[Dataset records]
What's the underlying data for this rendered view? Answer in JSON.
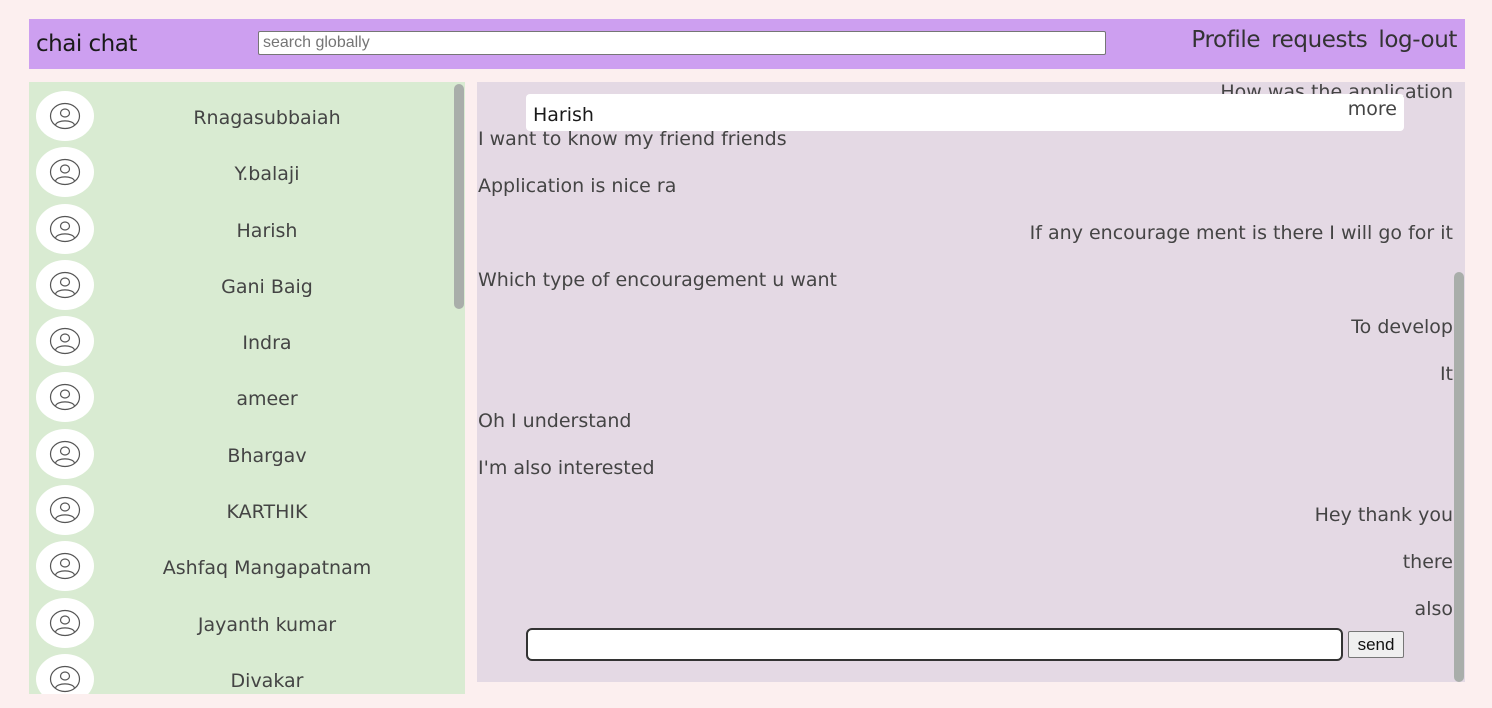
{
  "header": {
    "title": "chai chat",
    "search_placeholder": "search globally",
    "nav": [
      "Profile",
      "requests",
      "log-out"
    ]
  },
  "contacts": [
    "Rnagasubbaiah",
    "Y.balaji",
    "Harish",
    "Gani Baig",
    "Indra",
    "ameer",
    "Bhargav",
    "KARTHIK",
    "Ashfaq Mangapatnam",
    "Jayanth kumar",
    "Divakar"
  ],
  "chat": {
    "name": "Harish",
    "more_label": "more",
    "messages": [
      {
        "text": "How was the application",
        "side": "right"
      },
      {
        "text": "I want to know my friend friends",
        "side": "left"
      },
      {
        "text": "Application is nice ra",
        "side": "left"
      },
      {
        "text": "If any encourage ment is there I will go for it",
        "side": "right"
      },
      {
        "text": "Which type of encouragement u want",
        "side": "left"
      },
      {
        "text": "To develop",
        "side": "right"
      },
      {
        "text": "It",
        "side": "right"
      },
      {
        "text": "Oh I understand",
        "side": "left"
      },
      {
        "text": "I'm also interested",
        "side": "left"
      },
      {
        "text": "Hey thank you",
        "side": "right"
      },
      {
        "text": "there",
        "side": "right"
      },
      {
        "text": "also",
        "side": "right"
      }
    ],
    "input_value": "",
    "send_label": "send"
  }
}
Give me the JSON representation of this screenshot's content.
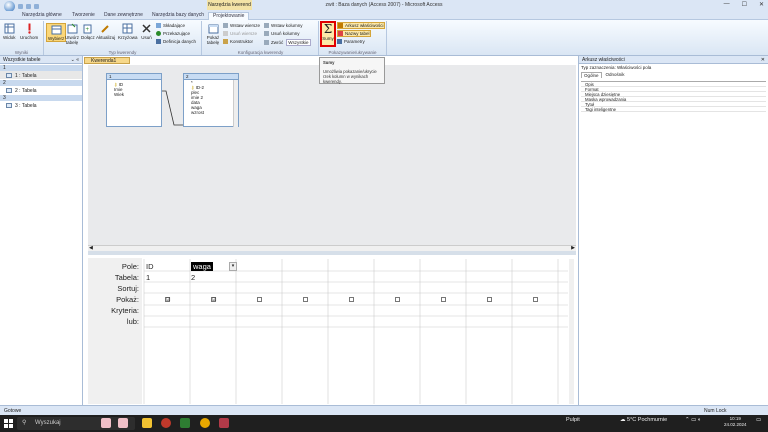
{
  "window": {
    "title": "zwit : Baza danych (Access 2007) - Microsoft Access",
    "context_header": "Narzędzia kwerend",
    "min": "—",
    "max": "☐",
    "close": "✕"
  },
  "tabs": [
    "Narzędzia główne",
    "Tworzenie",
    "Dane zewnętrzne",
    "Narzędzia bazy danych",
    "Projektowanie"
  ],
  "ribbon": {
    "wyniki": {
      "label": "Wyniki",
      "widok": "Widok",
      "uruchom": "Uruchom"
    },
    "typ": {
      "label": "Typ kwerendy",
      "wybierz": "Wybierz",
      "utworz": "Utwórz tabelę",
      "dolacz": "Dołącz",
      "aktualizuj": "Aktualizuj",
      "krzyzowa": "Krzyżowa",
      "usun": "Usuń",
      "sumujaca": "Składające",
      "przekazujaca": "Przekazujące",
      "definicja": "Definicja danych"
    },
    "konfig": {
      "label": "Konfiguracja kwerendy",
      "pokaz": "Pokaż tabelę",
      "wstaw_w": "Wstaw wiersze",
      "usun_w": "Usuń wiersze",
      "konstruktor": "Konstruktor",
      "wstaw_k": "Wstaw kolumny",
      "usun_k": "Usuń kolumny",
      "zwroc": "Zwróć",
      "wszystkie": "Wszystkie"
    },
    "pokaz_ukryj": {
      "label": "Pokazywanie/ukrywanie",
      "sumy": "Sumy",
      "sigma": "Σ",
      "arkusz": "Arkusz właściwości",
      "nazwy": "Nazwy tabel",
      "parametry": "Parametry"
    }
  },
  "tooltip": {
    "title": "Sumy",
    "text": "Umożliwia pokazanie/ukrycie rzek kolumn w wynikach kwerendy."
  },
  "nav": {
    "header": "Wszystkie tabele",
    "groups": [
      {
        "name": "1",
        "item": "1 : Tabela"
      },
      {
        "name": "2",
        "item": "2 : Tabela"
      },
      {
        "name": "3",
        "item": "3 : Tabela"
      }
    ]
  },
  "document_tab": "Kwerenda1",
  "tables": [
    {
      "name": "1",
      "fields": [
        "ID",
        "Imie",
        "Wiek"
      ]
    },
    {
      "name": "2",
      "fields": [
        "*",
        "ID-2",
        "plec",
        "imie 2",
        "data",
        "waga",
        "wzrost"
      ]
    }
  ],
  "grid": {
    "row_labels": [
      "Pole:",
      "Tabela:",
      "Sortuj:",
      "Pokaż:",
      "Kryteria:",
      "lub:"
    ],
    "col1": {
      "field": "ID",
      "table": "1"
    },
    "col2": {
      "field": "waga",
      "table": "2"
    },
    "checked": "☑"
  },
  "props": {
    "header": "Arkusz właściwości",
    "selection_label": "Typ zaznaczenia:",
    "selection": "Właściwości pola",
    "tab_general": "Ogólne",
    "tab_lookup": "Odnośnik",
    "rows": [
      "Opis",
      "Format",
      "Miejsca dziesiętne",
      "Maska wprowadzania",
      "Tytuł",
      "Tagi inteligentne"
    ]
  },
  "status": {
    "left": "Gotowe",
    "right": "Num Lock"
  },
  "taskbar": {
    "search": "Wyszukaj",
    "pulpit": "Pulpit",
    "weather": "5°C Pochmurnie",
    "time": "10:19",
    "date": "24.02.2024"
  },
  "colors": {
    "highlight": "#e00000",
    "ribbon": "#dae6f4",
    "taskbar": "#1f1f1f"
  }
}
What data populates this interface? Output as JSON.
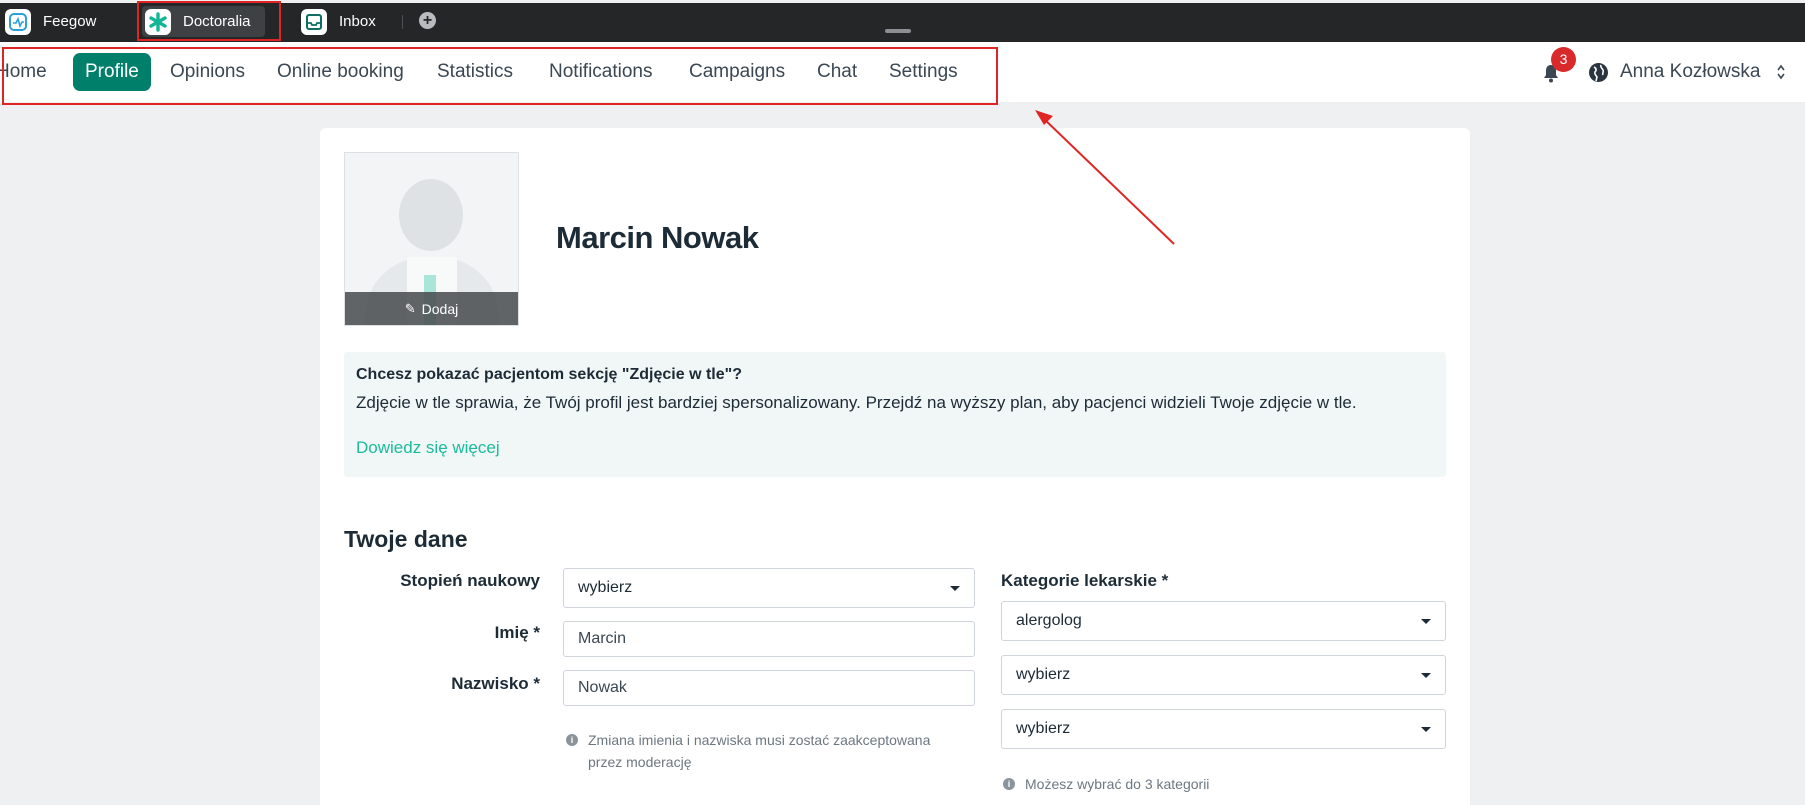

Task instructions: Any pictures should be dropped; transcribe the rest of the records above exactly.

Written answer:
What's the underlying data for this rendered view? Answer in JSON.
{
  "header": {
    "title": "chai chat",
    "search_placeholder": "search globally",
    "nav": [
      "Profile",
      "requests",
      "log-out"
    ]
  },
  "contacts": [
    "Rnagasubbaiah",
    "Y.balaji",
    "Harish",
    "Gani Baig",
    "Indra",
    "ameer",
    "Bhargav",
    "KARTHIK",
    "Ashfaq Mangapatnam",
    "Jayanth kumar",
    "Divakar"
  ],
  "chat": {
    "name": "Harish",
    "more_label": "more",
    "messages": [
      {
        "text": "How was the application",
        "side": "right"
      },
      {
        "text": "I want to know my friend friends",
        "side": "left"
      },
      {
        "text": "Application is nice ra",
        "side": "left"
      },
      {
        "text": "If any encourage ment is there I will go for it",
        "side": "right"
      },
      {
        "text": "Which type of encouragement u want",
        "side": "left"
      },
      {
        "text": "To develop",
        "side": "right"
      },
      {
        "text": "It",
        "side": "right"
      },
      {
        "text": "Oh I understand",
        "side": "left"
      },
      {
        "text": "I'm also interested",
        "side": "left"
      },
      {
        "text": "Hey thank you",
        "side": "right"
      },
      {
        "text": "there",
        "side": "right"
      },
      {
        "text": "also",
        "side": "right"
      }
    ],
    "input_value": "",
    "send_label": "send"
  }
}
Give me the JSON representation of this screenshot's content.
{
  "window": {
    "title": "zwit : Baza danych (Access 2007) - Microsoft Access",
    "context_header": "Narzędzia kwerend",
    "min": "—",
    "max": "☐",
    "close": "✕"
  },
  "tabs": [
    "Narzędzia główne",
    "Tworzenie",
    "Dane zewnętrzne",
    "Narzędzia bazy danych",
    "Projektowanie"
  ],
  "ribbon": {
    "wyniki": {
      "label": "Wyniki",
      "widok": "Widok",
      "uruchom": "Uruchom"
    },
    "typ": {
      "label": "Typ kwerendy",
      "wybierz": "Wybierz",
      "utworz": "Utwórz tabelę",
      "dolacz": "Dołącz",
      "aktualizuj": "Aktualizuj",
      "krzyzowa": "Krzyżowa",
      "usun": "Usuń",
      "sumujaca": "Składające",
      "przekazujaca": "Przekazujące",
      "definicja": "Definicja danych"
    },
    "konfig": {
      "label": "Konfiguracja kwerendy",
      "pokaz": "Pokaż tabelę",
      "wstaw_w": "Wstaw wiersze",
      "usun_w": "Usuń wiersze",
      "konstruktor": "Konstruktor",
      "wstaw_k": "Wstaw kolumny",
      "usun_k": "Usuń kolumny",
      "zwroc": "Zwróć",
      "wszystkie": "Wszystkie"
    },
    "pokaz_ukryj": {
      "label": "Pokazywanie/ukrywanie",
      "sumy": "Sumy",
      "sigma": "Σ",
      "arkusz": "Arkusz właściwości",
      "nazwy": "Nazwy tabel",
      "parametry": "Parametry"
    }
  },
  "tooltip": {
    "title": "Sumy",
    "text": "Umożliwia pokazanie/ukrycie rzek kolumn w wynikach kwerendy."
  },
  "nav": {
    "header": "Wszystkie tabele",
    "groups": [
      {
        "name": "1",
        "item": "1 : Tabela"
      },
      {
        "name": "2",
        "item": "2 : Tabela"
      },
      {
        "name": "3",
        "item": "3 : Tabela"
      }
    ]
  },
  "document_tab": "Kwerenda1",
  "tables": [
    {
      "name": "1",
      "fields": [
        "ID",
        "Imie",
        "Wiek"
      ]
    },
    {
      "name": "2",
      "fields": [
        "*",
        "ID-2",
        "plec",
        "imie 2",
        "data",
        "waga",
        "wzrost"
      ]
    }
  ],
  "grid": {
    "row_labels": [
      "Pole:",
      "Tabela:",
      "Sortuj:",
      "Pokaż:",
      "Kryteria:",
      "lub:"
    ],
    "col1": {
      "field": "ID",
      "table": "1"
    },
    "col2": {
      "field": "waga",
      "table": "2"
    },
    "checked": "☑"
  },
  "props": {
    "header": "Arkusz właściwości",
    "selection_label": "Typ zaznaczenia:",
    "selection": "Właściwości pola",
    "tab_general": "Ogólne",
    "tab_lookup": "Odnośnik",
    "rows": [
      "Opis",
      "Format",
      "Miejsca dziesiętne",
      "Maska wprowadzania",
      "Tytuł",
      "Tagi inteligentne"
    ]
  },
  "status": {
    "left": "Gotowe",
    "right": "Num Lock"
  },
  "taskbar": {
    "search": "Wyszukaj",
    "pulpit": "Pulpit",
    "weather": "5°C Pochmurnie",
    "time": "10:19",
    "date": "24.02.2024"
  },
  "colors": {
    "highlight": "#e00000",
    "ribbon": "#dae6f4",
    "taskbar": "#1f1f1f"
  }
}
What data populates this interface? Output as JSON.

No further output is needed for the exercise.